> WRITTEN EXERCISE
Print the entries in full, word for word, but not the pictures.

> DATA
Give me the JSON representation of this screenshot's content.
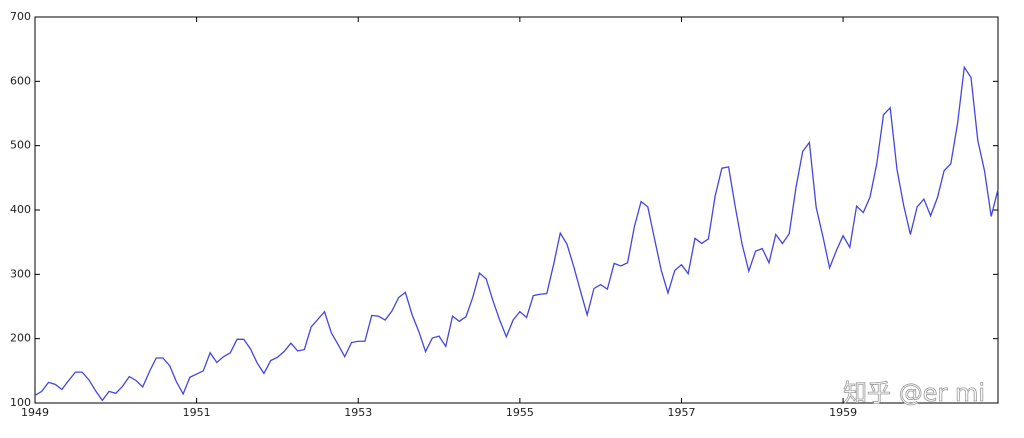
{
  "chart_data": {
    "type": "line",
    "x": [
      1949,
      1949.083,
      1949.167,
      1949.25,
      1949.333,
      1949.417,
      1949.5,
      1949.583,
      1949.667,
      1949.75,
      1949.833,
      1949.917,
      1950,
      1950.083,
      1950.167,
      1950.25,
      1950.333,
      1950.417,
      1950.5,
      1950.583,
      1950.667,
      1950.75,
      1950.833,
      1950.917,
      1951,
      1951.083,
      1951.167,
      1951.25,
      1951.333,
      1951.417,
      1951.5,
      1951.583,
      1951.667,
      1951.75,
      1951.833,
      1951.917,
      1952,
      1952.083,
      1952.167,
      1952.25,
      1952.333,
      1952.417,
      1952.5,
      1952.583,
      1952.667,
      1952.75,
      1952.833,
      1952.917,
      1953,
      1953.083,
      1953.167,
      1953.25,
      1953.333,
      1953.417,
      1953.5,
      1953.583,
      1953.667,
      1953.75,
      1953.833,
      1953.917,
      1954,
      1954.083,
      1954.167,
      1954.25,
      1954.333,
      1954.417,
      1954.5,
      1954.583,
      1954.667,
      1954.75,
      1954.833,
      1954.917,
      1955,
      1955.083,
      1955.167,
      1955.25,
      1955.333,
      1955.417,
      1955.5,
      1955.583,
      1955.667,
      1955.75,
      1955.833,
      1955.917,
      1956,
      1956.083,
      1956.167,
      1956.25,
      1956.333,
      1956.417,
      1956.5,
      1956.583,
      1956.667,
      1956.75,
      1956.833,
      1956.917,
      1957,
      1957.083,
      1957.167,
      1957.25,
      1957.333,
      1957.417,
      1957.5,
      1957.583,
      1957.667,
      1957.75,
      1957.833,
      1957.917,
      1958,
      1958.083,
      1958.167,
      1958.25,
      1958.333,
      1958.417,
      1958.5,
      1958.583,
      1958.667,
      1958.75,
      1958.833,
      1958.917,
      1959,
      1959.083,
      1959.167,
      1959.25,
      1959.333,
      1959.417,
      1959.5,
      1959.583,
      1959.667,
      1959.75,
      1959.833,
      1959.917,
      1960,
      1960.083,
      1960.167,
      1960.25,
      1960.333,
      1960.417,
      1960.5,
      1960.583,
      1960.667,
      1960.75,
      1960.833,
      1960.917
    ],
    "series": [
      {
        "color": "#4545e0",
        "values": [
          112,
          118,
          132,
          129,
          121,
          135,
          148,
          148,
          136,
          119,
          104,
          118,
          115,
          126,
          141,
          135,
          125,
          149,
          170,
          170,
          158,
          133,
          114,
          140,
          145,
          150,
          178,
          163,
          172,
          178,
          199,
          199,
          184,
          162,
          146,
          166,
          171,
          180,
          193,
          181,
          183,
          218,
          230,
          242,
          209,
          191,
          172,
          194,
          196,
          196,
          236,
          235,
          229,
          243,
          264,
          272,
          237,
          211,
          180,
          201,
          204,
          188,
          235,
          227,
          234,
          264,
          302,
          293,
          259,
          229,
          203,
          229,
          242,
          233,
          267,
          269,
          270,
          315,
          364,
          347,
          312,
          274,
          237,
          278,
          284,
          277,
          317,
          313,
          318,
          374,
          413,
          405,
          355,
          306,
          271,
          306,
          315,
          301,
          356,
          348,
          355,
          422,
          465,
          467,
          404,
          347,
          305,
          336,
          340,
          318,
          362,
          348,
          363,
          435,
          491,
          505,
          404,
          359,
          310,
          337,
          360,
          342,
          406,
          396,
          420,
          472,
          548,
          559,
          463,
          407,
          362,
          405,
          417,
          391,
          419,
          461,
          472,
          535,
          622,
          606,
          508,
          461,
          390,
          432
        ]
      }
    ],
    "xlim": [
      1949,
      1960.917
    ],
    "xticks": [
      1949,
      1951,
      1953,
      1955,
      1957,
      1959
    ],
    "ylim": [
      100,
      700
    ],
    "yticks": [
      100,
      200,
      300,
      400,
      500,
      600,
      700
    ],
    "grid": false
  },
  "watermark": "知乎 @er mi"
}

> WRITTEN SOLUTION
Give me the JSON representation of this screenshot's content.
{
  "chart_data": {
    "type": "line",
    "x": [
      1949,
      1949.083,
      1949.167,
      1949.25,
      1949.333,
      1949.417,
      1949.5,
      1949.583,
      1949.667,
      1949.75,
      1949.833,
      1949.917,
      1950,
      1950.083,
      1950.167,
      1950.25,
      1950.333,
      1950.417,
      1950.5,
      1950.583,
      1950.667,
      1950.75,
      1950.833,
      1950.917,
      1951,
      1951.083,
      1951.167,
      1951.25,
      1951.333,
      1951.417,
      1951.5,
      1951.583,
      1951.667,
      1951.75,
      1951.833,
      1951.917,
      1952,
      1952.083,
      1952.167,
      1952.25,
      1952.333,
      1952.417,
      1952.5,
      1952.583,
      1952.667,
      1952.75,
      1952.833,
      1952.917,
      1953,
      1953.083,
      1953.167,
      1953.25,
      1953.333,
      1953.417,
      1953.5,
      1953.583,
      1953.667,
      1953.75,
      1953.833,
      1953.917,
      1954,
      1954.083,
      1954.167,
      1954.25,
      1954.333,
      1954.417,
      1954.5,
      1954.583,
      1954.667,
      1954.75,
      1954.833,
      1954.917,
      1955,
      1955.083,
      1955.167,
      1955.25,
      1955.333,
      1955.417,
      1955.5,
      1955.583,
      1955.667,
      1955.75,
      1955.833,
      1955.917,
      1956,
      1956.083,
      1956.167,
      1956.25,
      1956.333,
      1956.417,
      1956.5,
      1956.583,
      1956.667,
      1956.75,
      1956.833,
      1956.917,
      1957,
      1957.083,
      1957.167,
      1957.25,
      1957.333,
      1957.417,
      1957.5,
      1957.583,
      1957.667,
      1957.75,
      1957.833,
      1957.917,
      1958,
      1958.083,
      1958.167,
      1958.25,
      1958.333,
      1958.417,
      1958.5,
      1958.583,
      1958.667,
      1958.75,
      1958.833,
      1958.917,
      1959,
      1959.083,
      1959.167,
      1959.25,
      1959.333,
      1959.417,
      1959.5,
      1959.583,
      1959.667,
      1959.75,
      1959.833,
      1959.917,
      1960,
      1960.083,
      1960.167,
      1960.25,
      1960.333,
      1960.417,
      1960.5,
      1960.583,
      1960.667,
      1960.75,
      1960.833,
      1960.917
    ],
    "series": [
      {
        "color": "#4545e0",
        "values": [
          112,
          118,
          132,
          129,
          121,
          135,
          148,
          148,
          136,
          119,
          104,
          118,
          115,
          126,
          141,
          135,
          125,
          149,
          170,
          170,
          158,
          133,
          114,
          140,
          145,
          150,
          178,
          163,
          172,
          178,
          199,
          199,
          184,
          162,
          146,
          166,
          171,
          180,
          193,
          181,
          183,
          218,
          230,
          242,
          209,
          191,
          172,
          194,
          196,
          196,
          236,
          235,
          229,
          243,
          264,
          272,
          237,
          211,
          180,
          201,
          204,
          188,
          235,
          227,
          234,
          264,
          302,
          293,
          259,
          229,
          203,
          229,
          242,
          233,
          267,
          269,
          270,
          315,
          364,
          347,
          312,
          274,
          237,
          278,
          284,
          277,
          317,
          313,
          318,
          374,
          413,
          405,
          355,
          306,
          271,
          306,
          315,
          301,
          356,
          348,
          355,
          422,
          465,
          467,
          404,
          347,
          305,
          336,
          340,
          318,
          362,
          348,
          363,
          435,
          491,
          505,
          404,
          359,
          310,
          337,
          360,
          342,
          406,
          396,
          420,
          472,
          548,
          559,
          463,
          407,
          362,
          405,
          417,
          391,
          419,
          461,
          472,
          535,
          622,
          606,
          508,
          461,
          390,
          432
        ]
      }
    ],
    "xlim": [
      1949,
      1960.917
    ],
    "xticks": [
      1949,
      1951,
      1953,
      1955,
      1957,
      1959
    ],
    "ylim": [
      100,
      700
    ],
    "yticks": [
      100,
      200,
      300,
      400,
      500,
      600,
      700
    ],
    "grid": false
  },
  "watermark": "知乎 @er mi"
}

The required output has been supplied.